___ RECORD EXTRACTS

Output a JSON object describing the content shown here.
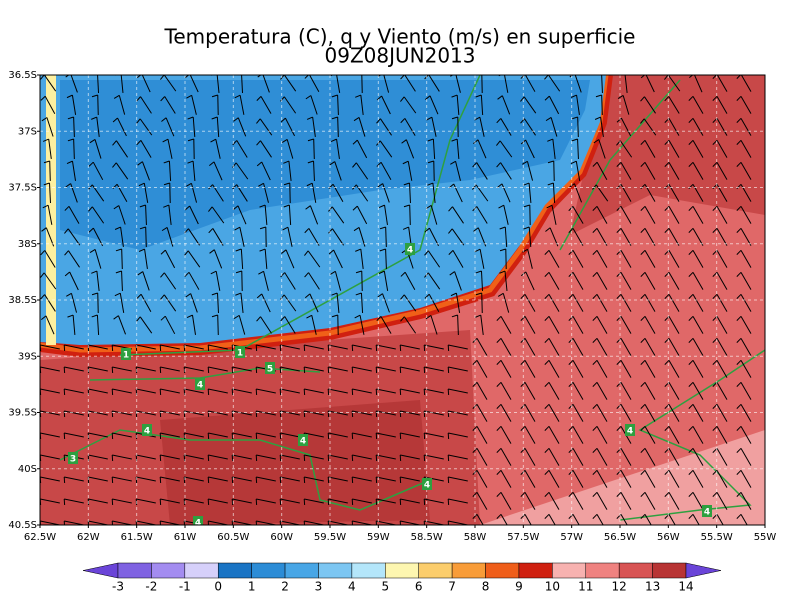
{
  "title": "Temperatura (C), q y Viento (m/s) en superficie",
  "subtitle": "09Z08JUN2013",
  "lat_labels": [
    "36.5S",
    "37S",
    "37.5S",
    "38S",
    "38.5S",
    "39S",
    "39.5S",
    "40S",
    "40.5S"
  ],
  "lon_labels": [
    "62.5W",
    "62W",
    "61.5W",
    "61W",
    "60.5W",
    "60W",
    "59.5W",
    "59W",
    "58.5W",
    "58W",
    "57.5W",
    "57W",
    "56.5W",
    "56W",
    "55.5W",
    "55W"
  ],
  "colorbar": {
    "labels": [
      "-3",
      "-2",
      "-1",
      "0",
      "1",
      "2",
      "3",
      "4",
      "5",
      "6",
      "7",
      "8",
      "9",
      "10",
      "11",
      "12",
      "13",
      "14"
    ],
    "colors": [
      "#6a44d8",
      "#7f62e2",
      "#a38cf0",
      "#d6d0fa",
      "#1a74c4",
      "#2c8cd6",
      "#48a6e6",
      "#7cc6f2",
      "#b4e6fa",
      "#fdf6b0",
      "#fbcd6c",
      "#f89c38",
      "#ef5e1a",
      "#cf2010",
      "#f7b2b0",
      "#ef8280",
      "#d85454",
      "#b83434",
      "#6a44d8"
    ]
  },
  "contour_labels": [
    "1",
    "1",
    "5",
    "4",
    "4",
    "4",
    "3",
    "4",
    "4",
    "4",
    "4",
    "4"
  ]
}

______

**WHAT IS EXPECTED:**
Repeat each entry above word for word, leaving every picture out.

**TASK RESULT:**
Output a JSON object describing the content shown here.
{
  "title": "Temperatura (C), q y Viento (m/s) en superficie",
  "subtitle": "09Z08JUN2013",
  "lat_labels": [
    "36.5S",
    "37S",
    "37.5S",
    "38S",
    "38.5S",
    "39S",
    "39.5S",
    "40S",
    "40.5S"
  ],
  "lon_labels": [
    "62.5W",
    "62W",
    "61.5W",
    "61W",
    "60.5W",
    "60W",
    "59.5W",
    "59W",
    "58.5W",
    "58W",
    "57.5W",
    "57W",
    "56.5W",
    "56W",
    "55.5W",
    "55W"
  ],
  "colorbar": {
    "labels": [
      "-3",
      "-2",
      "-1",
      "0",
      "1",
      "2",
      "3",
      "4",
      "5",
      "6",
      "7",
      "8",
      "9",
      "10",
      "11",
      "12",
      "13",
      "14"
    ],
    "colors": [
      "#6a44d8",
      "#7f62e2",
      "#a38cf0",
      "#d6d0fa",
      "#1a74c4",
      "#2c8cd6",
      "#48a6e6",
      "#7cc6f2",
      "#b4e6fa",
      "#fdf6b0",
      "#fbcd6c",
      "#f89c38",
      "#ef5e1a",
      "#cf2010",
      "#f7b2b0",
      "#ef8280",
      "#d85454",
      "#b83434",
      "#6a44d8"
    ]
  },
  "contour_labels": [
    "1",
    "1",
    "5",
    "4",
    "4",
    "4",
    "3",
    "4",
    "4",
    "4",
    "4",
    "4"
  ]
}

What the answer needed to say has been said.